**Task goal:**
Word for word, print each line of the listing below; pictures stay out.

**Exercise material:**
____________________

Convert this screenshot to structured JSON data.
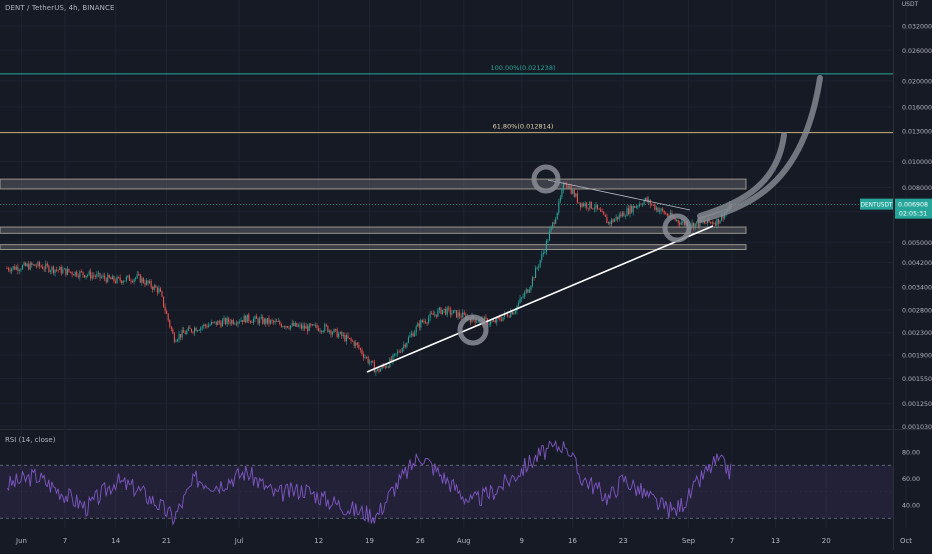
{
  "header": {
    "title": "DENT / TetherUS, 4h, BINANCE"
  },
  "colors": {
    "background": "#161a25",
    "candle_up": "#26a69a",
    "candle_down": "#ef5350",
    "rsi_line": "#7e57c2",
    "fib_100": "#26a69a",
    "fib_618": "#c8b27a",
    "price_tag": "#26a69a",
    "drawing": "#8a8d96",
    "trendline": "#ffffff"
  },
  "price_axis": {
    "currency": "USDT",
    "ticks": [
      "0.032000",
      "0.026000",
      "0.020000",
      "0.016000",
      "0.013000",
      "0.010000",
      "0.008000",
      "0.006500",
      "0.005000",
      "0.004200",
      "0.003400",
      "0.002800",
      "0.002300",
      "0.001900",
      "0.001550",
      "0.001250",
      "0.001030"
    ]
  },
  "time_axis": {
    "labels": [
      "Jun",
      "7",
      "14",
      "21",
      "Jul",
      "12",
      "19",
      "26",
      "Aug",
      "9",
      "16",
      "23",
      "Sep",
      "7",
      "13",
      "20",
      "Oct"
    ]
  },
  "annotations": {
    "fib_100_label": "100.00%(0.021238)",
    "fib_618_label": "61.80%(0.012814)",
    "symbol_tag": "DENTUSDT",
    "last_price": "0.006908",
    "countdown": "02:05:31"
  },
  "rsi": {
    "title": "RSI (14, close)",
    "ticks": [
      "80.00",
      "60.00",
      "40.00"
    ],
    "upper_band": 70,
    "lower_band": 30
  },
  "chart_data": {
    "type": "candlestick",
    "title": "DENT / TetherUS, 4h, BINANCE",
    "y_scale": "log",
    "ylim": [
      0.00095,
      0.04
    ],
    "x_range": [
      "2021-05-30",
      "2021-10-01"
    ],
    "price_series": [
      {
        "date": "2021-05-30",
        "close": 0.004
      },
      {
        "date": "2021-06-03",
        "close": 0.0041
      },
      {
        "date": "2021-06-07",
        "close": 0.0039
      },
      {
        "date": "2021-06-10",
        "close": 0.0038
      },
      {
        "date": "2021-06-14",
        "close": 0.0036
      },
      {
        "date": "2021-06-17",
        "close": 0.0037
      },
      {
        "date": "2021-06-20",
        "close": 0.0033
      },
      {
        "date": "2021-06-22",
        "close": 0.0022
      },
      {
        "date": "2021-06-25",
        "close": 0.0024
      },
      {
        "date": "2021-06-28",
        "close": 0.0025
      },
      {
        "date": "2021-07-02",
        "close": 0.0026
      },
      {
        "date": "2021-07-06",
        "close": 0.0025
      },
      {
        "date": "2021-07-10",
        "close": 0.0024
      },
      {
        "date": "2021-07-13",
        "close": 0.0024
      },
      {
        "date": "2021-07-17",
        "close": 0.0021
      },
      {
        "date": "2021-07-20",
        "close": 0.00165
      },
      {
        "date": "2021-07-22",
        "close": 0.0018
      },
      {
        "date": "2021-07-26",
        "close": 0.0025
      },
      {
        "date": "2021-07-29",
        "close": 0.0028
      },
      {
        "date": "2021-08-02",
        "close": 0.0026
      },
      {
        "date": "2021-08-05",
        "close": 0.0025
      },
      {
        "date": "2021-08-08",
        "close": 0.0028
      },
      {
        "date": "2021-08-10",
        "close": 0.0034
      },
      {
        "date": "2021-08-12",
        "close": 0.0046
      },
      {
        "date": "2021-08-14",
        "close": 0.0067
      },
      {
        "date": "2021-08-15",
        "close": 0.0085
      },
      {
        "date": "2021-08-17",
        "close": 0.007
      },
      {
        "date": "2021-08-19",
        "close": 0.0068
      },
      {
        "date": "2021-08-21",
        "close": 0.0059
      },
      {
        "date": "2021-08-23",
        "close": 0.0064
      },
      {
        "date": "2021-08-26",
        "close": 0.0072
      },
      {
        "date": "2021-08-28",
        "close": 0.0066
      },
      {
        "date": "2021-08-30",
        "close": 0.0061
      },
      {
        "date": "2021-09-01",
        "close": 0.0058
      },
      {
        "date": "2021-09-03",
        "close": 0.0059
      },
      {
        "date": "2021-09-05",
        "close": 0.006
      },
      {
        "date": "2021-09-07",
        "close": 0.006908
      }
    ],
    "horizontal_levels": [
      {
        "name": "100.00%",
        "value": 0.021238
      },
      {
        "name": "61.80%",
        "value": 0.012814
      }
    ],
    "rsi_series": {
      "name": "RSI (14, close)",
      "ylim": [
        20,
        90
      ],
      "values": [
        {
          "date": "2021-05-30",
          "v": 55
        },
        {
          "date": "2021-06-03",
          "v": 62
        },
        {
          "date": "2021-06-07",
          "v": 48
        },
        {
          "date": "2021-06-10",
          "v": 38
        },
        {
          "date": "2021-06-14",
          "v": 58
        },
        {
          "date": "2021-06-17",
          "v": 52
        },
        {
          "date": "2021-06-20",
          "v": 40
        },
        {
          "date": "2021-06-22",
          "v": 30
        },
        {
          "date": "2021-06-25",
          "v": 60
        },
        {
          "date": "2021-06-28",
          "v": 55
        },
        {
          "date": "2021-07-02",
          "v": 65
        },
        {
          "date": "2021-07-06",
          "v": 48
        },
        {
          "date": "2021-07-10",
          "v": 52
        },
        {
          "date": "2021-07-13",
          "v": 44
        },
        {
          "date": "2021-07-17",
          "v": 36
        },
        {
          "date": "2021-07-20",
          "v": 32
        },
        {
          "date": "2021-07-22",
          "v": 50
        },
        {
          "date": "2021-07-26",
          "v": 78
        },
        {
          "date": "2021-07-29",
          "v": 62
        },
        {
          "date": "2021-08-02",
          "v": 42
        },
        {
          "date": "2021-08-05",
          "v": 50
        },
        {
          "date": "2021-08-08",
          "v": 62
        },
        {
          "date": "2021-08-10",
          "v": 72
        },
        {
          "date": "2021-08-12",
          "v": 80
        },
        {
          "date": "2021-08-14",
          "v": 84
        },
        {
          "date": "2021-08-15",
          "v": 88
        },
        {
          "date": "2021-08-17",
          "v": 62
        },
        {
          "date": "2021-08-19",
          "v": 54
        },
        {
          "date": "2021-08-21",
          "v": 45
        },
        {
          "date": "2021-08-23",
          "v": 60
        },
        {
          "date": "2021-08-26",
          "v": 48
        },
        {
          "date": "2021-08-28",
          "v": 40
        },
        {
          "date": "2021-08-30",
          "v": 35
        },
        {
          "date": "2021-09-01",
          "v": 46
        },
        {
          "date": "2021-09-03",
          "v": 62
        },
        {
          "date": "2021-09-05",
          "v": 74
        },
        {
          "date": "2021-09-07",
          "v": 64
        }
      ]
    }
  }
}
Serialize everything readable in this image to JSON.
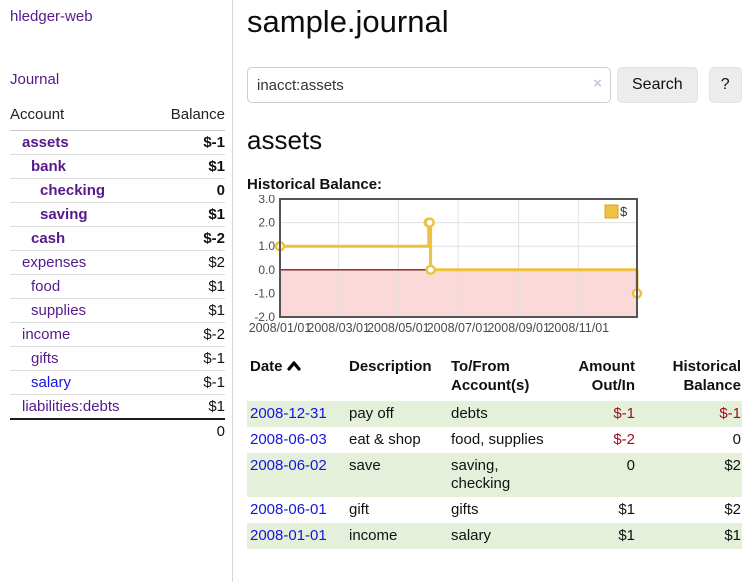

____________________

**Written response:**
Convert this screenshot to structured JSON data.
{
  "header": {
    "title": "DENT / TetherUS, 4h, BINANCE"
  },
  "colors": {
    "background": "#161a25",
    "candle_up": "#26a69a",
    "candle_down": "#ef5350",
    "rsi_line": "#7e57c2",
    "fib_100": "#26a69a",
    "fib_618": "#c8b27a",
    "price_tag": "#26a69a",
    "drawing": "#8a8d96",
    "trendline": "#ffffff"
  },
  "price_axis": {
    "currency": "USDT",
    "ticks": [
      "0.032000",
      "0.026000",
      "0.020000",
      "0.016000",
      "0.013000",
      "0.010000",
      "0.008000",
      "0.006500",
      "0.005000",
      "0.004200",
      "0.003400",
      "0.002800",
      "0.002300",
      "0.001900",
      "0.001550",
      "0.001250",
      "0.001030"
    ]
  },
  "time_axis": {
    "labels": [
      "Jun",
      "7",
      "14",
      "21",
      "Jul",
      "12",
      "19",
      "26",
      "Aug",
      "9",
      "16",
      "23",
      "Sep",
      "7",
      "13",
      "20",
      "Oct"
    ]
  },
  "annotations": {
    "fib_100_label": "100.00%(0.021238)",
    "fib_618_label": "61.80%(0.012814)",
    "symbol_tag": "DENTUSDT",
    "last_price": "0.006908",
    "countdown": "02:05:31"
  },
  "rsi": {
    "title": "RSI (14, close)",
    "ticks": [
      "80.00",
      "60.00",
      "40.00"
    ],
    "upper_band": 70,
    "lower_band": 30
  },
  "chart_data": {
    "type": "candlestick",
    "title": "DENT / TetherUS, 4h, BINANCE",
    "y_scale": "log",
    "ylim": [
      0.00095,
      0.04
    ],
    "x_range": [
      "2021-05-30",
      "2021-10-01"
    ],
    "price_series": [
      {
        "date": "2021-05-30",
        "close": 0.004
      },
      {
        "date": "2021-06-03",
        "close": 0.0041
      },
      {
        "date": "2021-06-07",
        "close": 0.0039
      },
      {
        "date": "2021-06-10",
        "close": 0.0038
      },
      {
        "date": "2021-06-14",
        "close": 0.0036
      },
      {
        "date": "2021-06-17",
        "close": 0.0037
      },
      {
        "date": "2021-06-20",
        "close": 0.0033
      },
      {
        "date": "2021-06-22",
        "close": 0.0022
      },
      {
        "date": "2021-06-25",
        "close": 0.0024
      },
      {
        "date": "2021-06-28",
        "close": 0.0025
      },
      {
        "date": "2021-07-02",
        "close": 0.0026
      },
      {
        "date": "2021-07-06",
        "close": 0.0025
      },
      {
        "date": "2021-07-10",
        "close": 0.0024
      },
      {
        "date": "2021-07-13",
        "close": 0.0024
      },
      {
        "date": "2021-07-17",
        "close": 0.0021
      },
      {
        "date": "2021-07-20",
        "close": 0.00165
      },
      {
        "date": "2021-07-22",
        "close": 0.0018
      },
      {
        "date": "2021-07-26",
        "close": 0.0025
      },
      {
        "date": "2021-07-29",
        "close": 0.0028
      },
      {
        "date": "2021-08-02",
        "close": 0.0026
      },
      {
        "date": "2021-08-05",
        "close": 0.0025
      },
      {
        "date": "2021-08-08",
        "close": 0.0028
      },
      {
        "date": "2021-08-10",
        "close": 0.0034
      },
      {
        "date": "2021-08-12",
        "close": 0.0046
      },
      {
        "date": "2021-08-14",
        "close": 0.0067
      },
      {
        "date": "2021-08-15",
        "close": 0.0085
      },
      {
        "date": "2021-08-17",
        "close": 0.007
      },
      {
        "date": "2021-08-19",
        "close": 0.0068
      },
      {
        "date": "2021-08-21",
        "close": 0.0059
      },
      {
        "date": "2021-08-23",
        "close": 0.0064
      },
      {
        "date": "2021-08-26",
        "close": 0.0072
      },
      {
        "date": "2021-08-28",
        "close": 0.0066
      },
      {
        "date": "2021-08-30",
        "close": 0.0061
      },
      {
        "date": "2021-09-01",
        "close": 0.0058
      },
      {
        "date": "2021-09-03",
        "close": 0.0059
      },
      {
        "date": "2021-09-05",
        "close": 0.006
      },
      {
        "date": "2021-09-07",
        "close": 0.006908
      }
    ],
    "horizontal_levels": [
      {
        "name": "100.00%",
        "value": 0.021238
      },
      {
        "name": "61.80%",
        "value": 0.012814
      }
    ],
    "rsi_series": {
      "name": "RSI (14, close)",
      "ylim": [
        20,
        90
      ],
      "values": [
        {
          "date": "2021-05-30",
          "v": 55
        },
        {
          "date": "2021-06-03",
          "v": 62
        },
        {
          "date": "2021-06-07",
          "v": 48
        },
        {
          "date": "2021-06-10",
          "v": 38
        },
        {
          "date": "2021-06-14",
          "v": 58
        },
        {
          "date": "2021-06-17",
          "v": 52
        },
        {
          "date": "2021-06-20",
          "v": 40
        },
        {
          "date": "2021-06-22",
          "v": 30
        },
        {
          "date": "2021-06-25",
          "v": 60
        },
        {
          "date": "2021-06-28",
          "v": 55
        },
        {
          "date": "2021-07-02",
          "v": 65
        },
        {
          "date": "2021-07-06",
          "v": 48
        },
        {
          "date": "2021-07-10",
          "v": 52
        },
        {
          "date": "2021-07-13",
          "v": 44
        },
        {
          "date": "2021-07-17",
          "v": 36
        },
        {
          "date": "2021-07-20",
          "v": 32
        },
        {
          "date": "2021-07-22",
          "v": 50
        },
        {
          "date": "2021-07-26",
          "v": 78
        },
        {
          "date": "2021-07-29",
          "v": 62
        },
        {
          "date": "2021-08-02",
          "v": 42
        },
        {
          "date": "2021-08-05",
          "v": 50
        },
        {
          "date": "2021-08-08",
          "v": 62
        },
        {
          "date": "2021-08-10",
          "v": 72
        },
        {
          "date": "2021-08-12",
          "v": 80
        },
        {
          "date": "2021-08-14",
          "v": 84
        },
        {
          "date": "2021-08-15",
          "v": 88
        },
        {
          "date": "2021-08-17",
          "v": 62
        },
        {
          "date": "2021-08-19",
          "v": 54
        },
        {
          "date": "2021-08-21",
          "v": 45
        },
        {
          "date": "2021-08-23",
          "v": 60
        },
        {
          "date": "2021-08-26",
          "v": 48
        },
        {
          "date": "2021-08-28",
          "v": 40
        },
        {
          "date": "2021-08-30",
          "v": 35
        },
        {
          "date": "2021-09-01",
          "v": 46
        },
        {
          "date": "2021-09-03",
          "v": 62
        },
        {
          "date": "2021-09-05",
          "v": 74
        },
        {
          "date": "2021-09-07",
          "v": 64
        }
      ]
    }
  }
}
Serialize everything readable in this image to JSON.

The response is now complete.